§ **Gösterilen Metin**
____________________
Bed­ret­tin Ke­leş­te­mur

Kâinatın Sırları

Bed­ret­tin Ke­leş­te­mur

Kur’an da “yağmurla ilgili 17 ayet” yer alıyor
Yağmur; Sudur. Su; hayattır, Rızıktır, Nimettir
“O (Rab)  ki, yeri sizin için bir döşek, göğü de bir bina yaptı. 
Gökten su indirdi. Onunla size rızık olarak çeşitli ürünler çıkardı. 
Öyleyse siz de, bile bile Allah’a eşler koşmayın” (Bakara, 22)
Yağmurun oluşması ve yeryüzüne yağmur tanelerinin düşmesi, “ilahi bir düzen…” içerisindedir. 
Fizik kurallarına göre, “yağmur taneleri” gökyüzünden yere düşseydi, “kurşun ağırlığında” olurdu.
____________________
§ **Çıkarılan Kayıtlar**
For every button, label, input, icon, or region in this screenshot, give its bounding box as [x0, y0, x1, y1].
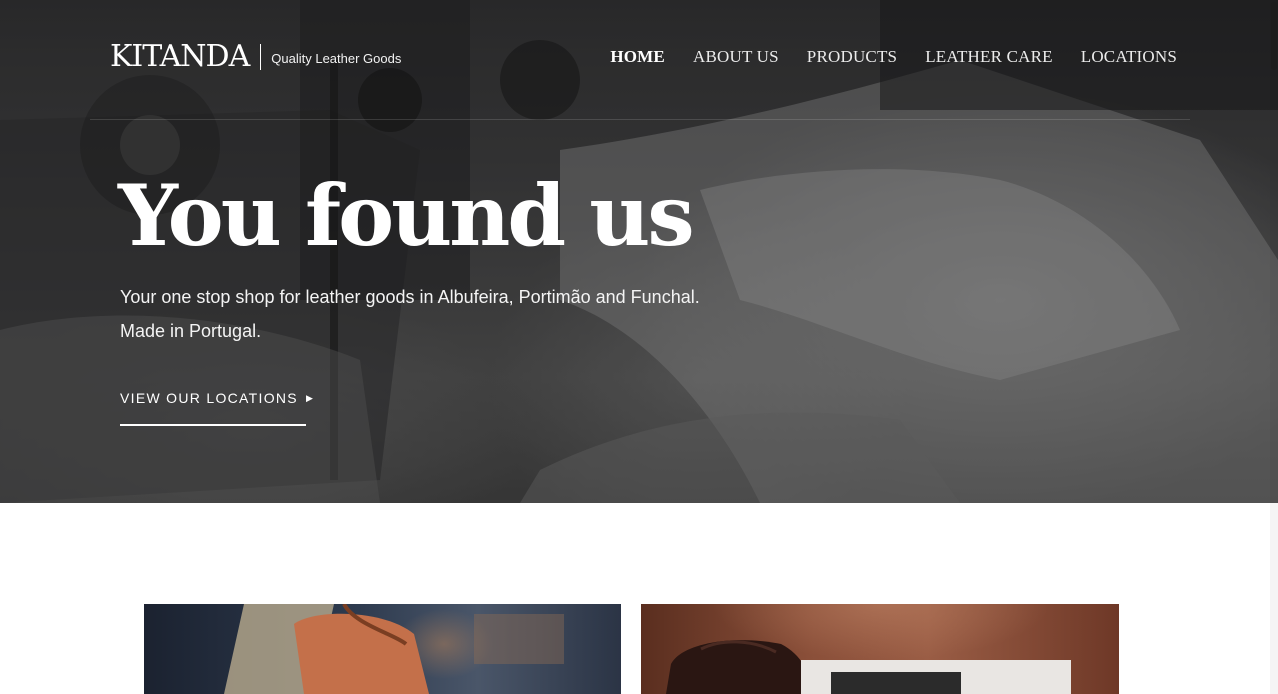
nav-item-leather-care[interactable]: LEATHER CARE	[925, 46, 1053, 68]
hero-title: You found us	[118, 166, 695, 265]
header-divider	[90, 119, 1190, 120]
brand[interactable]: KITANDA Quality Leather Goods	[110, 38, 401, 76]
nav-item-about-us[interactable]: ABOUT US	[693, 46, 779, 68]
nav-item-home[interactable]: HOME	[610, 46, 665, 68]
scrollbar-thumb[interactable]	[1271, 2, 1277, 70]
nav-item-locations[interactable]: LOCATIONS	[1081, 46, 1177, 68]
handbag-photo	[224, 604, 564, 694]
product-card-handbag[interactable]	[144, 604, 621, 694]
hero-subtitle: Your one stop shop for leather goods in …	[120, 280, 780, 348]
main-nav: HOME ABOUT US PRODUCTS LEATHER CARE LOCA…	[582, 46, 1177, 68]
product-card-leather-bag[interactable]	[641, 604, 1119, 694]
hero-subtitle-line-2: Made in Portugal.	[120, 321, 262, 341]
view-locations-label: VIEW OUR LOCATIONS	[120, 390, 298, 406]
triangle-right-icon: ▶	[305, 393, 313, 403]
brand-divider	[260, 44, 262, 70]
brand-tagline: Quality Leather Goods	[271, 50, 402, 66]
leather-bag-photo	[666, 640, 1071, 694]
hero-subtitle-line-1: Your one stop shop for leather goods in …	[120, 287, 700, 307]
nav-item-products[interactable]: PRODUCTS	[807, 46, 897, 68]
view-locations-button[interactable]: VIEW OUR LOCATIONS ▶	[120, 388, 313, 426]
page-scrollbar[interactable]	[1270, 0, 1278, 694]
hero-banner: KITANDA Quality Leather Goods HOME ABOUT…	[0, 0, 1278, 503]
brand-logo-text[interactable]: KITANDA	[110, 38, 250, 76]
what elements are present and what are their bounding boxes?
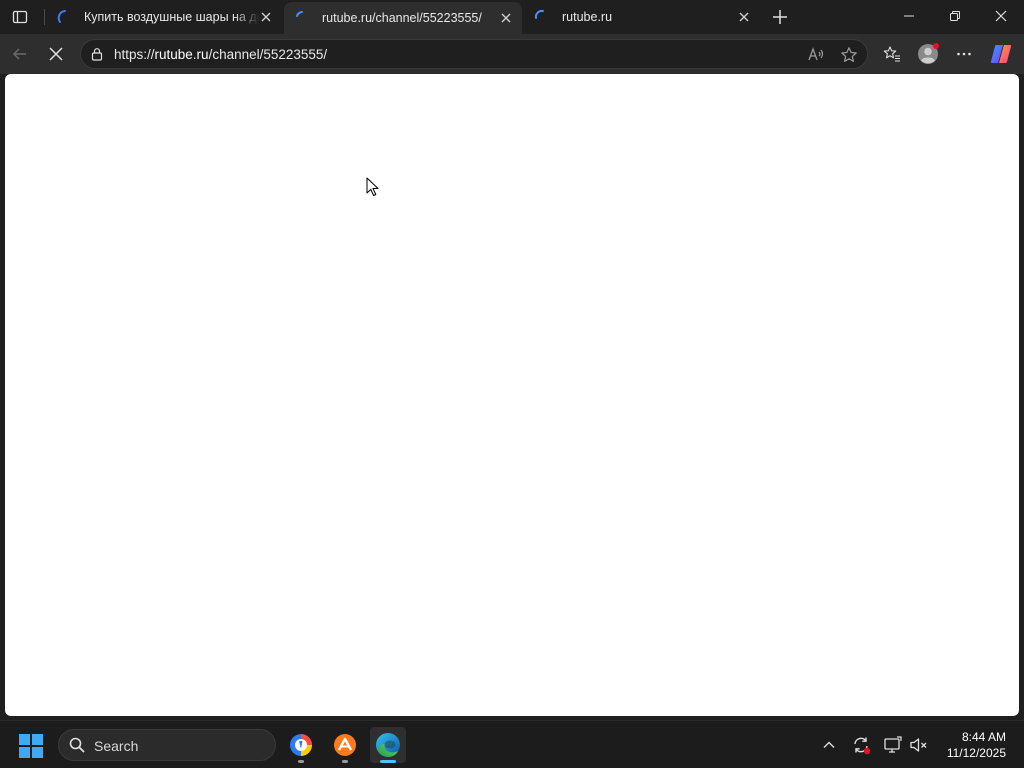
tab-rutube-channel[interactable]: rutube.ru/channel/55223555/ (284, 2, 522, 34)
____________________
§ **Görev Listesi**
A – Yağmurla ilgili metne göre Kur'an'da yağmurla ilgili kaç ayet yer alıyor?
B – Yağmurla ilgili metinde "Kâinatın Sırları" sözlerinden "bir bina yaptı." sözlerine kadar olan kısmı lütfen aynen tekrarlayın.
Liste, metinden bağımsız ayrı bir malzemedir.

§ **Görev Yanıtları**
A – 17 ayet.

B –
Kâinatın Sırları

Bed­ret­tin Ke­leş­te­mur

Kur’an da “yağmurla ilgili 17 ayet” yer alıyor
Yağmur; Sudur. Su; hayattır, Rızıktır, Nimettir
“O (Rab)  ki, yeri sizin için bir döşek, göğü de bir bina yaptı.